# What is required
Restate each of the lines below word for word and drop every picture.

>> start Supplied data

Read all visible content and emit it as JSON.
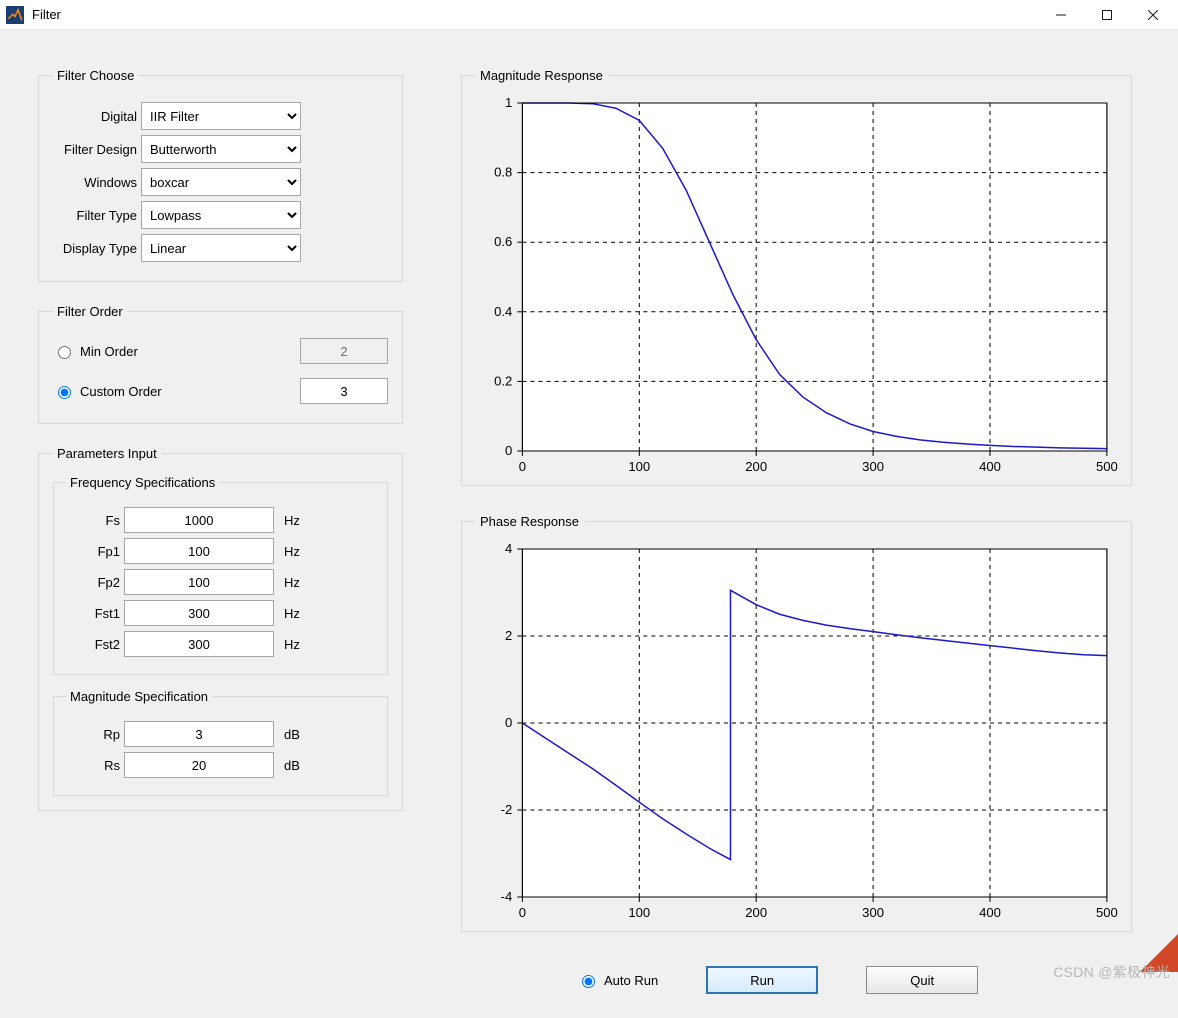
{
  "window": {
    "title": "Filter"
  },
  "filter_choose": {
    "legend": "Filter Choose",
    "digital_label": "Digital",
    "digital_value": "IIR Filter",
    "design_label": "Filter Design",
    "design_value": "Butterworth",
    "windows_label": "Windows",
    "windows_value": "boxcar",
    "type_label": "Filter Type",
    "type_value": "Lowpass",
    "display_label": "Display Type",
    "display_value": "Linear"
  },
  "filter_order": {
    "legend": "Filter Order",
    "min_label": "Min Order",
    "min_value": "2",
    "min_selected": false,
    "custom_label": "Custom Order",
    "custom_value": "3",
    "custom_selected": true
  },
  "params": {
    "legend": "Parameters Input",
    "freq": {
      "legend": "Frequency Specifications",
      "unit": "Hz",
      "rows": [
        {
          "label": "Fs",
          "value": "1000"
        },
        {
          "label": "Fp1",
          "value": "100"
        },
        {
          "label": "Fp2",
          "value": "100"
        },
        {
          "label": "Fst1",
          "value": "300"
        },
        {
          "label": "Fst2",
          "value": "300"
        }
      ]
    },
    "mag": {
      "legend": "Magnitude Specification",
      "unit": "dB",
      "rows": [
        {
          "label": "Rp",
          "value": "3"
        },
        {
          "label": "Rs",
          "value": "20"
        }
      ]
    }
  },
  "plots": {
    "magnitude": {
      "legend": "Magnitude Response",
      "type": "line",
      "xlim": [
        0,
        500
      ],
      "ylim": [
        0,
        1
      ],
      "xtick_step": 100,
      "ytick_step": 0.2,
      "xticks_labels": [
        "0",
        "100",
        "200",
        "300",
        "400",
        "500"
      ],
      "yticks_labels": [
        "0",
        "0.2",
        "0.4",
        "0.6",
        "0.8",
        "1"
      ],
      "series_color": "#1a1ac8",
      "background_color": "#ffffff",
      "grid_color": "#000000",
      "grid_dash": "4 4",
      "line_width": 1.5,
      "data": [
        [
          0,
          1.0
        ],
        [
          20,
          1.0
        ],
        [
          40,
          1.0
        ],
        [
          60,
          0.998
        ],
        [
          80,
          0.985
        ],
        [
          100,
          0.95
        ],
        [
          120,
          0.87
        ],
        [
          140,
          0.75
        ],
        [
          160,
          0.6
        ],
        [
          180,
          0.45
        ],
        [
          200,
          0.32
        ],
        [
          220,
          0.22
        ],
        [
          240,
          0.155
        ],
        [
          260,
          0.11
        ],
        [
          280,
          0.078
        ],
        [
          300,
          0.056
        ],
        [
          320,
          0.042
        ],
        [
          340,
          0.032
        ],
        [
          360,
          0.025
        ],
        [
          380,
          0.02
        ],
        [
          400,
          0.016
        ],
        [
          420,
          0.013
        ],
        [
          440,
          0.011
        ],
        [
          460,
          0.009
        ],
        [
          480,
          0.008
        ],
        [
          500,
          0.007
        ]
      ]
    },
    "phase": {
      "legend": "Phase  Response",
      "type": "line",
      "xlim": [
        0,
        500
      ],
      "ylim": [
        -4,
        4
      ],
      "xtick_step": 100,
      "ytick_step": 2,
      "xticks_labels": [
        "0",
        "100",
        "200",
        "300",
        "400",
        "500"
      ],
      "yticks_labels": [
        "-4",
        "-2",
        "0",
        "2",
        "4"
      ],
      "series_color": "#1a1ac8",
      "background_color": "#ffffff",
      "grid_color": "#000000",
      "grid_dash": "4 4",
      "line_width": 1.5,
      "data": [
        [
          0,
          0.0
        ],
        [
          20,
          -0.35
        ],
        [
          40,
          -0.7
        ],
        [
          60,
          -1.05
        ],
        [
          80,
          -1.43
        ],
        [
          100,
          -1.82
        ],
        [
          120,
          -2.2
        ],
        [
          140,
          -2.55
        ],
        [
          160,
          -2.88
        ],
        [
          178,
          -3.14
        ],
        [
          178,
          3.05
        ],
        [
          200,
          2.72
        ],
        [
          220,
          2.5
        ],
        [
          240,
          2.36
        ],
        [
          260,
          2.25
        ],
        [
          280,
          2.17
        ],
        [
          300,
          2.1
        ],
        [
          320,
          2.03
        ],
        [
          340,
          1.96
        ],
        [
          360,
          1.9
        ],
        [
          380,
          1.84
        ],
        [
          400,
          1.78
        ],
        [
          420,
          1.72
        ],
        [
          440,
          1.66
        ],
        [
          460,
          1.61
        ],
        [
          480,
          1.57
        ],
        [
          500,
          1.55
        ]
      ]
    }
  },
  "bottom": {
    "auto_run_label": "Auto Run",
    "auto_run_selected": true,
    "run_label": "Run",
    "quit_label": "Quit"
  },
  "watermark": "CSDN @紫极神光"
}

>> end Supplied data

# Full answer
Read all visible content and emit it as JSON.
{
  "window": {
    "title": "Filter"
  },
  "filter_choose": {
    "legend": "Filter Choose",
    "digital_label": "Digital",
    "digital_value": "IIR Filter",
    "design_label": "Filter Design",
    "design_value": "Butterworth",
    "windows_label": "Windows",
    "windows_value": "boxcar",
    "type_label": "Filter Type",
    "type_value": "Lowpass",
    "display_label": "Display Type",
    "display_value": "Linear"
  },
  "filter_order": {
    "legend": "Filter Order",
    "min_label": "Min Order",
    "min_value": "2",
    "min_selected": false,
    "custom_label": "Custom Order",
    "custom_value": "3",
    "custom_selected": true
  },
  "params": {
    "legend": "Parameters Input",
    "freq": {
      "legend": "Frequency Specifications",
      "unit": "Hz",
      "rows": [
        {
          "label": "Fs",
          "value": "1000"
        },
        {
          "label": "Fp1",
          "value": "100"
        },
        {
          "label": "Fp2",
          "value": "100"
        },
        {
          "label": "Fst1",
          "value": "300"
        },
        {
          "label": "Fst2",
          "value": "300"
        }
      ]
    },
    "mag": {
      "legend": "Magnitude Specification",
      "unit": "dB",
      "rows": [
        {
          "label": "Rp",
          "value": "3"
        },
        {
          "label": "Rs",
          "value": "20"
        }
      ]
    }
  },
  "plots": {
    "magnitude": {
      "legend": "Magnitude Response",
      "type": "line",
      "xlim": [
        0,
        500
      ],
      "ylim": [
        0,
        1
      ],
      "xtick_step": 100,
      "ytick_step": 0.2,
      "xticks_labels": [
        "0",
        "100",
        "200",
        "300",
        "400",
        "500"
      ],
      "yticks_labels": [
        "0",
        "0.2",
        "0.4",
        "0.6",
        "0.8",
        "1"
      ],
      "series_color": "#1a1ac8",
      "background_color": "#ffffff",
      "grid_color": "#000000",
      "grid_dash": "4 4",
      "line_width": 1.5,
      "data": [
        [
          0,
          1.0
        ],
        [
          20,
          1.0
        ],
        [
          40,
          1.0
        ],
        [
          60,
          0.998
        ],
        [
          80,
          0.985
        ],
        [
          100,
          0.95
        ],
        [
          120,
          0.87
        ],
        [
          140,
          0.75
        ],
        [
          160,
          0.6
        ],
        [
          180,
          0.45
        ],
        [
          200,
          0.32
        ],
        [
          220,
          0.22
        ],
        [
          240,
          0.155
        ],
        [
          260,
          0.11
        ],
        [
          280,
          0.078
        ],
        [
          300,
          0.056
        ],
        [
          320,
          0.042
        ],
        [
          340,
          0.032
        ],
        [
          360,
          0.025
        ],
        [
          380,
          0.02
        ],
        [
          400,
          0.016
        ],
        [
          420,
          0.013
        ],
        [
          440,
          0.011
        ],
        [
          460,
          0.009
        ],
        [
          480,
          0.008
        ],
        [
          500,
          0.007
        ]
      ]
    },
    "phase": {
      "legend": "Phase  Response",
      "type": "line",
      "xlim": [
        0,
        500
      ],
      "ylim": [
        -4,
        4
      ],
      "xtick_step": 100,
      "ytick_step": 2,
      "xticks_labels": [
        "0",
        "100",
        "200",
        "300",
        "400",
        "500"
      ],
      "yticks_labels": [
        "-4",
        "-2",
        "0",
        "2",
        "4"
      ],
      "series_color": "#1a1ac8",
      "background_color": "#ffffff",
      "grid_color": "#000000",
      "grid_dash": "4 4",
      "line_width": 1.5,
      "data": [
        [
          0,
          0.0
        ],
        [
          20,
          -0.35
        ],
        [
          40,
          -0.7
        ],
        [
          60,
          -1.05
        ],
        [
          80,
          -1.43
        ],
        [
          100,
          -1.82
        ],
        [
          120,
          -2.2
        ],
        [
          140,
          -2.55
        ],
        [
          160,
          -2.88
        ],
        [
          178,
          -3.14
        ],
        [
          178,
          3.05
        ],
        [
          200,
          2.72
        ],
        [
          220,
          2.5
        ],
        [
          240,
          2.36
        ],
        [
          260,
          2.25
        ],
        [
          280,
          2.17
        ],
        [
          300,
          2.1
        ],
        [
          320,
          2.03
        ],
        [
          340,
          1.96
        ],
        [
          360,
          1.9
        ],
        [
          380,
          1.84
        ],
        [
          400,
          1.78
        ],
        [
          420,
          1.72
        ],
        [
          440,
          1.66
        ],
        [
          460,
          1.61
        ],
        [
          480,
          1.57
        ],
        [
          500,
          1.55
        ]
      ]
    }
  },
  "bottom": {
    "auto_run_label": "Auto Run",
    "auto_run_selected": true,
    "run_label": "Run",
    "quit_label": "Quit"
  },
  "watermark": "CSDN @紫极神光"
}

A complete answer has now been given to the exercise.